Work required:
Copy everything from the line containing "Patent image size: (1033, 1452)." down to the end of the records, keeping each line unchanged.

________________________

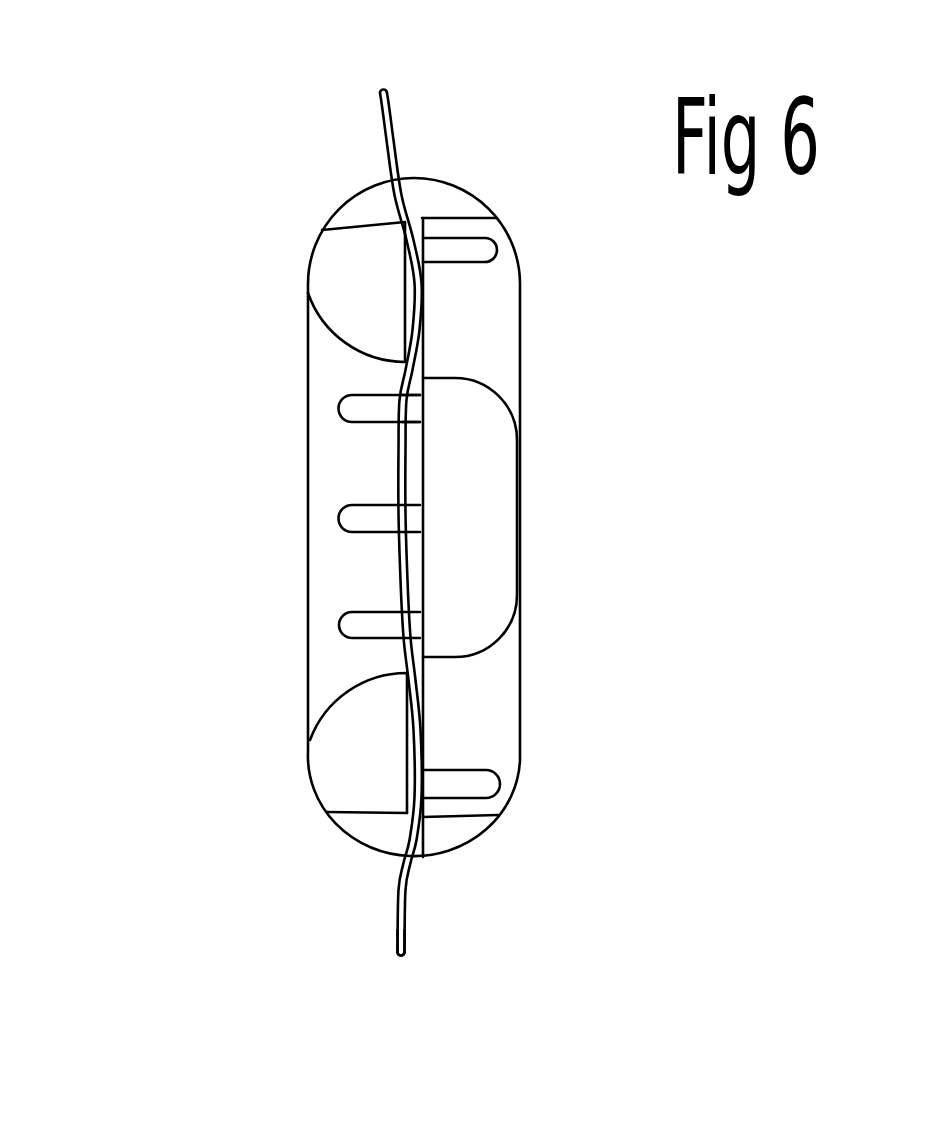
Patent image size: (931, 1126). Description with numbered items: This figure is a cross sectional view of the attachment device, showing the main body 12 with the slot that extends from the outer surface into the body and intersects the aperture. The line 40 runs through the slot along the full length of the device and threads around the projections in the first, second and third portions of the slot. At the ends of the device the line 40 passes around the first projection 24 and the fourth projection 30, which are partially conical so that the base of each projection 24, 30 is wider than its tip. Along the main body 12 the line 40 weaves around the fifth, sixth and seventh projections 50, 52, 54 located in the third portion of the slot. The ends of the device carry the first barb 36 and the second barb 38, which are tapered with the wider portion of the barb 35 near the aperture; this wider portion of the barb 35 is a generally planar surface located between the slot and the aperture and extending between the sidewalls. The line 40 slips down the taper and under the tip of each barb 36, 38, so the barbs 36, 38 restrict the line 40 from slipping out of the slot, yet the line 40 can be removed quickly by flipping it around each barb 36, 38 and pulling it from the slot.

The main body 12 is at (343, 462).
The first projection 24 is at (483, 255).
The fourth projection 30 is at (483, 784).
The wider portion of the barb 35 is at (422, 195).
The first barb 36 is at (468, 830).
The second barb 38 is at (436, 200).
The line 40 is at (405, 942).
The fifth projection 50 is at (365, 410).
The sixth projection 52 is at (358, 518).
The seventh projection 54 is at (362, 622).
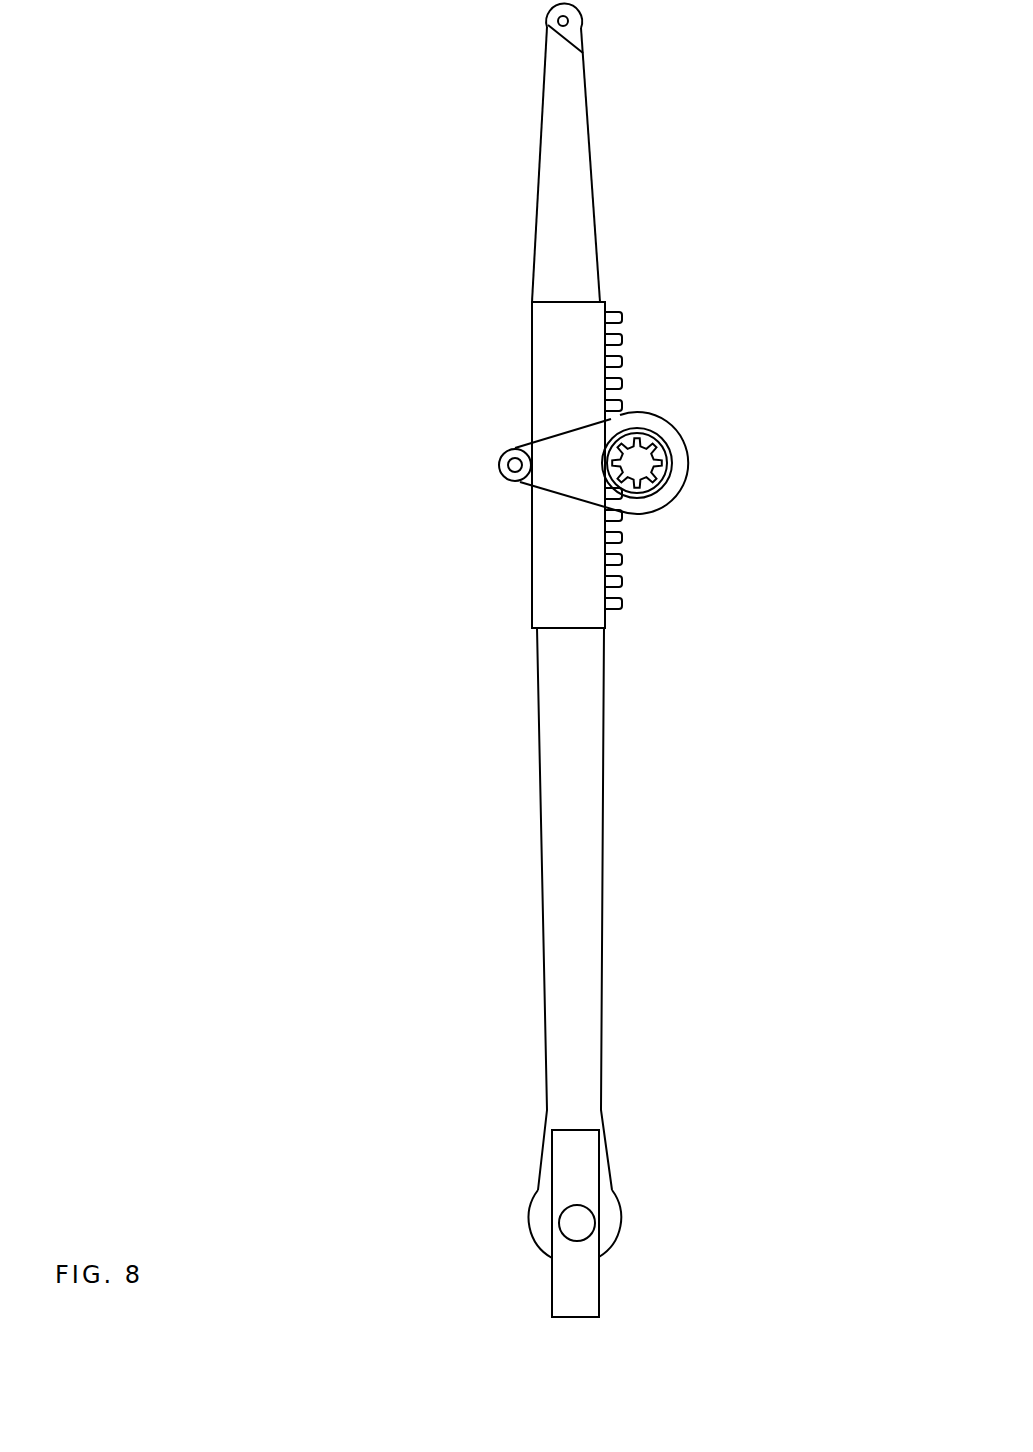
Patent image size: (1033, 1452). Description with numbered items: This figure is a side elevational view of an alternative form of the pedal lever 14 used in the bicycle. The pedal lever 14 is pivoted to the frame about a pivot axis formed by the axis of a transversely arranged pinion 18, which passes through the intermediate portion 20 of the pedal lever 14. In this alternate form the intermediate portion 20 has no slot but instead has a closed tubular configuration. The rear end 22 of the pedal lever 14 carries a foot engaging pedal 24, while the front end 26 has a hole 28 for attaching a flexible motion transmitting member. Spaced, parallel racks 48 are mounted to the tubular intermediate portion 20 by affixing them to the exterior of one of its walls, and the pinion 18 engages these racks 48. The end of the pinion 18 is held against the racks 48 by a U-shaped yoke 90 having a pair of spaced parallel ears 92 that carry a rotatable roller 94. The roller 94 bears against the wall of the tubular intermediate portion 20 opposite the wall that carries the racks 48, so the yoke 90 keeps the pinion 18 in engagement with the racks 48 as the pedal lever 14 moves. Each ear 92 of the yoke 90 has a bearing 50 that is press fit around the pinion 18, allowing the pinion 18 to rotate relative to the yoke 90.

The pedal lever 14 is at (597, 223).
The pinion 18 is at (658, 483).
The intermediate portion 20 is at (530, 342).
The rear end 22 is at (578, 992).
The foot engaging pedal 24 is at (575, 1152).
The front end 26 is at (570, 157).
The hole 28 is at (568, 21).
The racks 48 is at (623, 345).
The bearing 50 is at (660, 442).
The U-shaped yoke 90 is at (557, 420).
The ears 92 is at (567, 470).
The roller 94 is at (499, 463).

________________________

Full solution:
Patent image size: (1033, 1452). Description with numbered items: This figure is a side elevational view of an alternative form of the pedal lever 14 used in the bicycle. The pedal lever 14 is pivoted to the frame about a pivot axis formed by the axis of a transversely arranged pinion 18, which passes through the intermediate portion 20 of the pedal lever 14. In this alternate form the intermediate portion 20 has no slot but instead has a closed tubular configuration. The rear end 22 of the pedal lever 14 carries a foot engaging pedal 24, while the front end 26 has a hole 28 for attaching a flexible motion transmitting member. Spaced, parallel racks 48 are mounted to the tubular intermediate portion 20 by affixing them to the exterior of one of its walls, and the pinion 18 engages these racks 48. The end of the pinion 18 is held against the racks 48 by a U-shaped yoke 90 having a pair of spaced parallel ears 92 that carry a rotatable roller 94. The roller 94 bears against the wall of the tubular intermediate portion 20 opposite the wall that carries the racks 48, so the yoke 90 keeps the pinion 18 in engagement with the racks 48 as the pedal lever 14 moves. Each ear 92 of the yoke 90 has a bearing 50 that is press fit around the pinion 18, allowing the pinion 18 to rotate relative to the yoke 90.

The pedal lever 14 is at (597, 223).
The pinion 18 is at (658, 483).
The intermediate portion 20 is at (530, 342).
The rear end 22 is at (578, 992).
The foot engaging pedal 24 is at (575, 1152).
The front end 26 is at (570, 157).
The hole 28 is at (568, 21).
The racks 48 is at (623, 345).
The bearing 50 is at (660, 442).
The U-shaped yoke 90 is at (557, 420).
The ears 92 is at (567, 470).
The roller 94 is at (499, 463).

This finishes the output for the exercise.